## BEGIN Dataset content

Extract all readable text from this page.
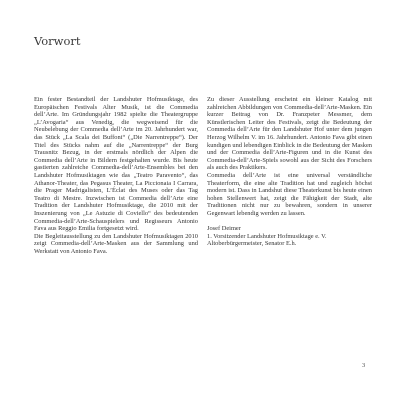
Vorwort

Ein fester Bestandteil der Landshuter Hofmusiktage, des Europäischen Festivals Alter Musik, ist die Commedia dell’Arte. Im Gründungsjahr 1982 spielte die Theatergruppe „L’Avogaria“ aus Venedig, die wegweisend für die Neubelebung der Commedia dell’Arte im 20. Jahrhundert war, das Stück „La Scala dei Buffoni“ („Die Narrentreppe“). Der Titel des Stücks nahm auf die „Narrentreppe“ der Burg Trausnitz Bezug, in der erstmals nördlich der Alpen die Commedia dell’Arte in Bildern festgehalten wurde. Bis heute gastierten zahlreiche Commedia-dell’Arte-Ensembles bei den Landshuter Hofmusiktagen wie das „Teatro Paravento“, das Athanor-Theater, das Pegasus Theater, La Piccionaia I Carrara, die Prager Madrigalisten, L’Éclat des Muses oder das Tag Teatro di Mestre. Inzwischen ist Commedia dell’Arte eine Tradition der Landshuter Hofmusiktage, die 2010 mit der Inszenierung von „Le Astuzie di Coviello“ des bedeutenden Commedia-dell’Arte-Schauspielers und Regisseurs Antonio Fava aus Reggio Emilia fortgesetzt wird.

Die Begleitausstellung zu den Landshuter Hofmusiktagen 2010 zeigt Commedia-dell’Arte-Masken aus der Sammlung und Werkstatt von Antonio Fava.

Zu dieser Ausstellung erscheint ein kleiner Katalog mit zahlreichen Abbildungen von Commedia-dell’Arte-Masken. Ein kurzer Beitrag von Dr. Franzpeter Messmer, dem Künstlerischen Leiter des Festivals, zeigt die Bedeutung der Commedia dell’Arte für den Landshuter Hof unter dem jungen Herzog Wilhelm V. im 16. Jahrhundert. Antonio Fava gibt einen kundigen und lebendigen Einblick in die Bedeutung der Masken und der Commedia dell’Arte-Figuren und in die Kunst des Commedia-dell’Arte-Spiels sowohl aus der Sicht des Forschers als auch des Praktikers.

Commedia dell’Arte ist eine universal verständliche Theaterform, die eine alte Tradition hat und zugleich höchst modern ist. Dass in Landshut diese Theaterkunst bis heute einen hohen Stellenwert hat, zeigt die Fähigkeit der Stadt, alte Traditionen nicht nur zu bewahren, sondern in unserer Gegenwart lebendig werden zu lassen.

Josef Deimer
1. Vorsitzender Landshuter Hofmusiktage e. V.
Altoberbürgermeister, Senator E.h.
3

## END Dataset content

• Written problem: Every line above should be returned exactly; the pictures stay out.

• The output:
Extract all readable text from this page.
Vorwort

Ein fester Bestandteil der Landshuter Hofmusiktage, des Europäischen Festivals Alter Musik, ist die Commedia dell’Arte. Im Gründungsjahr 1982 spielte die Theatergruppe „L’Avogaria“ aus Venedig, die wegweisend für die Neubelebung der Commedia dell’Arte im 20. Jahrhundert war, das Stück „La Scala dei Buffoni“ („Die Narrentreppe“). Der Titel des Stücks nahm auf die „Narrentreppe“ der Burg Trausnitz Bezug, in der erstmals nördlich der Alpen die Commedia dell’Arte in Bildern festgehalten wurde. Bis heute gastierten zahlreiche Commedia-dell’Arte-Ensembles bei den Landshuter Hofmusiktagen wie das „Teatro Paravento“, das Athanor-Theater, das Pegasus Theater, La Piccionaia I Carrara, die Prager Madrigalisten, L’Éclat des Muses oder das Tag Teatro di Mestre. Inzwischen ist Commedia dell’Arte eine Tradition der Landshuter Hofmusiktage, die 2010 mit der Inszenierung von „Le Astuzie di Coviello“ des bedeutenden Commedia-dell’Arte-Schauspielers und Regisseurs Antonio Fava aus Reggio Emilia fortgesetzt wird.

Die Begleitausstellung zu den Landshuter Hofmusiktagen 2010 zeigt Commedia-dell’Arte-Masken aus der Sammlung und Werkstatt von Antonio Fava.

Zu dieser Ausstellung erscheint ein kleiner Katalog mit zahlreichen Abbildungen von Commedia-dell’Arte-Masken. Ein kurzer Beitrag von Dr. Franzpeter Messmer, dem Künstlerischen Leiter des Festivals, zeigt die Bedeutung der Commedia dell’Arte für den Landshuter Hof unter dem jungen Herzog Wilhelm V. im 16. Jahrhundert. Antonio Fava gibt einen kundigen und lebendigen Einblick in die Bedeutung der Masken und der Commedia dell’Arte-Figuren und in die Kunst des Commedia-dell’Arte-Spiels sowohl aus der Sicht des Forschers als auch des Praktikers.

Commedia dell’Arte ist eine universal verständliche Theaterform, die eine alte Tradition hat und zugleich höchst modern ist. Dass in Landshut diese Theaterkunst bis heute einen hohen Stellenwert hat, zeigt die Fähigkeit der Stadt, alte Traditionen nicht nur zu bewahren, sondern in unserer Gegenwart lebendig werden zu lassen.

Josef Deimer
1. Vorsitzender Landshuter Hofmusiktage e. V.
Altoberbürgermeister, Senator E.h.
3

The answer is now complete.